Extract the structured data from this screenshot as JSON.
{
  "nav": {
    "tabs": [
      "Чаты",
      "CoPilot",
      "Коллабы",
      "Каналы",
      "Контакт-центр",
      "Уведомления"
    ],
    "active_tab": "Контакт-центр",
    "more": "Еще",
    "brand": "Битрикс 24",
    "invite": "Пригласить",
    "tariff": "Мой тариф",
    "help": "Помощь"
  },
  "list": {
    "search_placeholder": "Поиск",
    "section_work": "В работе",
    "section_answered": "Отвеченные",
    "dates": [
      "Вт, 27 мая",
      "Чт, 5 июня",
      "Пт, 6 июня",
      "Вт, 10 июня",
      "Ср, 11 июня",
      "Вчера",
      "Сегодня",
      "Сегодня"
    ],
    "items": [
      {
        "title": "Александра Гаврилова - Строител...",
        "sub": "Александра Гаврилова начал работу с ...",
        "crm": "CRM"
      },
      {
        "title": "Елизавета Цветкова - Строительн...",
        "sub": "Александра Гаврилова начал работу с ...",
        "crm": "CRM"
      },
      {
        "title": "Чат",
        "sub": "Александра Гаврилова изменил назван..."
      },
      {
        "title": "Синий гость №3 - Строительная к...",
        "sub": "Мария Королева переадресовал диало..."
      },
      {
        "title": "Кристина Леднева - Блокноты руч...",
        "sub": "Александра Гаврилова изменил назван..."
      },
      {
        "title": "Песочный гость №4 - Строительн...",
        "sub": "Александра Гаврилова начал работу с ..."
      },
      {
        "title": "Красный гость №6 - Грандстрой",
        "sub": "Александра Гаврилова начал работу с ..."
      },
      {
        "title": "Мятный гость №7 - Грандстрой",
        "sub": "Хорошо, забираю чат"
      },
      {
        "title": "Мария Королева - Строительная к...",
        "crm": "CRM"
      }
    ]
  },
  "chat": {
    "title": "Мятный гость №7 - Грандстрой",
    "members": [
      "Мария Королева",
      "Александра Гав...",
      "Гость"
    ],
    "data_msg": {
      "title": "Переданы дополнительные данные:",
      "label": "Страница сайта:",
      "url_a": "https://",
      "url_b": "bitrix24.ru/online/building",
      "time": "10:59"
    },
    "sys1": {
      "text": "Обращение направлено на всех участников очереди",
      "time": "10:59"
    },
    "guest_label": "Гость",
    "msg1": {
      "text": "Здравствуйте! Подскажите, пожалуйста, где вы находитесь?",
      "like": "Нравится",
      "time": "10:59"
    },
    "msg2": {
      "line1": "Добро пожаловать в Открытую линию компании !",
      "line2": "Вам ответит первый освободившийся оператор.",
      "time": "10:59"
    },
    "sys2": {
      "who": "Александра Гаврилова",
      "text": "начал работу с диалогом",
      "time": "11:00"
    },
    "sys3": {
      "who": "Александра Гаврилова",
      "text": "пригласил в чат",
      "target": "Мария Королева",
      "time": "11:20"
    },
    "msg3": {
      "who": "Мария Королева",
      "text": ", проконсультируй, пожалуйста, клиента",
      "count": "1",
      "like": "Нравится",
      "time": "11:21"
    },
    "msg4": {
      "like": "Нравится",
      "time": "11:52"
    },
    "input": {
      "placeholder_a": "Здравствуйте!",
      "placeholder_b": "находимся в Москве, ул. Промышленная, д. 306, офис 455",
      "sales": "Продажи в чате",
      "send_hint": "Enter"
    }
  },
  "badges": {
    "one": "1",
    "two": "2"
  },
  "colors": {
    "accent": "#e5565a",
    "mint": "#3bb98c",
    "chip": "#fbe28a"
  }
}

========

_Task to carry out_: Type out the whole listing above again, exactly as it stands.

_Solution below_:
Extract the structured data from this screenshot as JSON.
{
  "nav": {
    "tabs": [
      "Чаты",
      "CoPilot",
      "Коллабы",
      "Каналы",
      "Контакт-центр",
      "Уведомления"
    ],
    "active_tab": "Контакт-центр",
    "more": "Еще",
    "brand": "Битрикс 24",
    "invite": "Пригласить",
    "tariff": "Мой тариф",
    "help": "Помощь"
  },
  "list": {
    "search_placeholder": "Поиск",
    "section_work": "В работе",
    "section_answered": "Отвеченные",
    "dates": [
      "Вт, 27 мая",
      "Чт, 5 июня",
      "Пт, 6 июня",
      "Вт, 10 июня",
      "Ср, 11 июня",
      "Вчера",
      "Сегодня",
      "Сегодня"
    ],
    "items": [
      {
        "title": "Александра Гаврилова - Строител...",
        "sub": "Александра Гаврилова начал работу с ...",
        "crm": "CRM"
      },
      {
        "title": "Елизавета Цветкова - Строительн...",
        "sub": "Александра Гаврилова начал работу с ...",
        "crm": "CRM"
      },
      {
        "title": "Чат",
        "sub": "Александра Гаврилова изменил назван..."
      },
      {
        "title": "Синий гость №3 - Строительная к...",
        "sub": "Мария Королева переадресовал диало..."
      },
      {
        "title": "Кристина Леднева - Блокноты руч...",
        "sub": "Александра Гаврилова изменил назван..."
      },
      {
        "title": "Песочный гость №4 - Строительн...",
        "sub": "Александра Гаврилова начал работу с ..."
      },
      {
        "title": "Красный гость №6 - Грандстрой",
        "sub": "Александра Гаврилова начал работу с ..."
      },
      {
        "title": "Мятный гость №7 - Грандстрой",
        "sub": "Хорошо, забираю чат"
      },
      {
        "title": "Мария Королева - Строительная к...",
        "crm": "CRM"
      }
    ]
  },
  "chat": {
    "title": "Мятный гость №7 - Грандстрой",
    "members": [
      "Мария Королева",
      "Александра Гав...",
      "Гость"
    ],
    "data_msg": {
      "title": "Переданы дополнительные данные:",
      "label": "Страница сайта:",
      "url_a": "https://",
      "url_b": "bitrix24.ru/online/building",
      "time": "10:59"
    },
    "sys1": {
      "text": "Обращение направлено на всех участников очереди",
      "time": "10:59"
    },
    "guest_label": "Гость",
    "msg1": {
      "text": "Здравствуйте! Подскажите, пожалуйста, где вы находитесь?",
      "like": "Нравится",
      "time": "10:59"
    },
    "msg2": {
      "line1": "Добро пожаловать в Открытую линию компании !",
      "line2": "Вам ответит первый освободившийся оператор.",
      "time": "10:59"
    },
    "sys2": {
      "who": "Александра Гаврилова",
      "text": "начал работу с диалогом",
      "time": "11:00"
    },
    "sys3": {
      "who": "Александра Гаврилова",
      "text": "пригласил в чат",
      "target": "Мария Королева",
      "time": "11:20"
    },
    "msg3": {
      "who": "Мария Королева",
      "text": ", проконсультируй, пожалуйста, клиента",
      "count": "1",
      "like": "Нравится",
      "time": "11:21"
    },
    "msg4": {
      "like": "Нравится",
      "time": "11:52"
    },
    "input": {
      "placeholder_a": "Здравствуйте!",
      "placeholder_b": "находимся в Москве, ул. Промышленная, д. 306, офис 455",
      "sales": "Продажи в чате",
      "send_hint": "Enter"
    }
  },
  "badges": {
    "one": "1",
    "two": "2"
  },
  "colors": {
    "accent": "#e5565a",
    "mint": "#3bb98c",
    "chip": "#fbe28a"
  }
}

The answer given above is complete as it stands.